Please state which sponge species the putative enhancers in the abstract on developmental enhancers came from.

── READING PASSAGE

Oral Presentation 40th Annual Lorne Genome Conference 2019

Early origin of developmental enhancers in animals (#12)

Emily SW Wong 1 , Siew Z Tan 2 , Federico Gaiti 1 , Mathias Francois 2 , Bernard Degnan 1
  1. School of Biological Sciences, University of Queensland, St Lucia, Australia
  2. Institute for Molecular Bioscience, University of Queensland, St Lucia, QLD, Australia

A vast array of animal body plans has arisen from a common set of regulatory transcription factor (TF) genes that interact with cis-regulatory sequences known as promoters and enhancers. However, the origin and evolution of enhancers has been thought to be intractable due to their fast evolution. Here, we examine putative enhancers located in conserved syntenic gene units in the sponge Amphimedon queenslandica in transgenic zebrafish assays. Comparison of the sponge enhancers with vertebrate sequences reveals no significant sequence identity. However, we find that the sponge enhancers drive highly cell-type specific expression in fish. Gene expression appeared restricted to neuronal cell subpopulations. Remarkably, reporter expression was associated with the endogenous expression of the fish developmental target gene suggesting that the sponge enhancers contain the necessary regulatory information to drive correct expression in a zebrafish TF-background. Given this, we designed an in silico method to identify enhancer orthologs using a newly developed approach based on the density TF binding motifs. By characterizing TF-binding motif density in the sponge Islet enhancer, we were able to identify its orthologues in human and mouse. Despite the mammalian enhancers lacking primary sequence identity to both the sponge and zebrafish enhancers, they drove very similar reporter gene expression patterns in the zebrafish as the sponge. These results reveal that the origin of deeply conserved developmental enhancers can be traced back to origin of metazoan multicellularity. Despite this deep functional conservation, orthologous enhancers are unrecognizable using standard methods. However, the TF-binding motif density analysis we developed deciphers the regulatory information encapsulated in these enhancers. Together, these results suggest that developmental and cell-type enhancers evolved early in metazoan evolution and have been maintained independently in lineages that diverged over 700 million years ago, and that animal enhancers are as deeply conserved as many metazoan transcription factor families.

────
── SUPPLIED DATA

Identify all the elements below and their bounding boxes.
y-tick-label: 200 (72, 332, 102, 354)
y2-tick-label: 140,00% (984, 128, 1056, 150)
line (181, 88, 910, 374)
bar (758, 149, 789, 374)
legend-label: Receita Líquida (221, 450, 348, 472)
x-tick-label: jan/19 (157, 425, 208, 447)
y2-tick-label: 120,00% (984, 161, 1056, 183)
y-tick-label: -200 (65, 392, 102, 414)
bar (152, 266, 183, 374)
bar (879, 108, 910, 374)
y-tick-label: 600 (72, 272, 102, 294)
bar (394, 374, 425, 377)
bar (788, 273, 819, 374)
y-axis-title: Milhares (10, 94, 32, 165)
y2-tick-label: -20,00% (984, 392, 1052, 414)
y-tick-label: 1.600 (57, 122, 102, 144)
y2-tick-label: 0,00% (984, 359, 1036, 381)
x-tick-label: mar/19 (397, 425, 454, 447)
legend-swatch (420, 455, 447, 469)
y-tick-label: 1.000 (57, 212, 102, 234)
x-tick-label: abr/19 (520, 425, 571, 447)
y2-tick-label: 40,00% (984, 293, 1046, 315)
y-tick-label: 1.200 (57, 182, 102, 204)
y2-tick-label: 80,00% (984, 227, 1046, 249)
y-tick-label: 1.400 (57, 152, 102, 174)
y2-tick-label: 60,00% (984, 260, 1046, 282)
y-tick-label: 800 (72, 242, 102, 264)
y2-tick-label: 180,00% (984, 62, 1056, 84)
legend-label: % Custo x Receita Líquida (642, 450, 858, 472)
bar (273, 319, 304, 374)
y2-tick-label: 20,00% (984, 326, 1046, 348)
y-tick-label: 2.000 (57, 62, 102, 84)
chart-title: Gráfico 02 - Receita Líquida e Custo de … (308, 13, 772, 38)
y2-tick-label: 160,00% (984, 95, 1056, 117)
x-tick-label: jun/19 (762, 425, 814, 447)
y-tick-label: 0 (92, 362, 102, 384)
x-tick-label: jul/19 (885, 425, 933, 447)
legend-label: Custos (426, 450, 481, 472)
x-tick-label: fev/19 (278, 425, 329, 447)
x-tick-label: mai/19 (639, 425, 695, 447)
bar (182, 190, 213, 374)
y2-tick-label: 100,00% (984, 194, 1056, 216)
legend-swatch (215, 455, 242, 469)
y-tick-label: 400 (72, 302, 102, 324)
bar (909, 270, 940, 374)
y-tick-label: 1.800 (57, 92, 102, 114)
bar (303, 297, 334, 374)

────

*YOUR SOLUTION*. Amphimedon queenslandica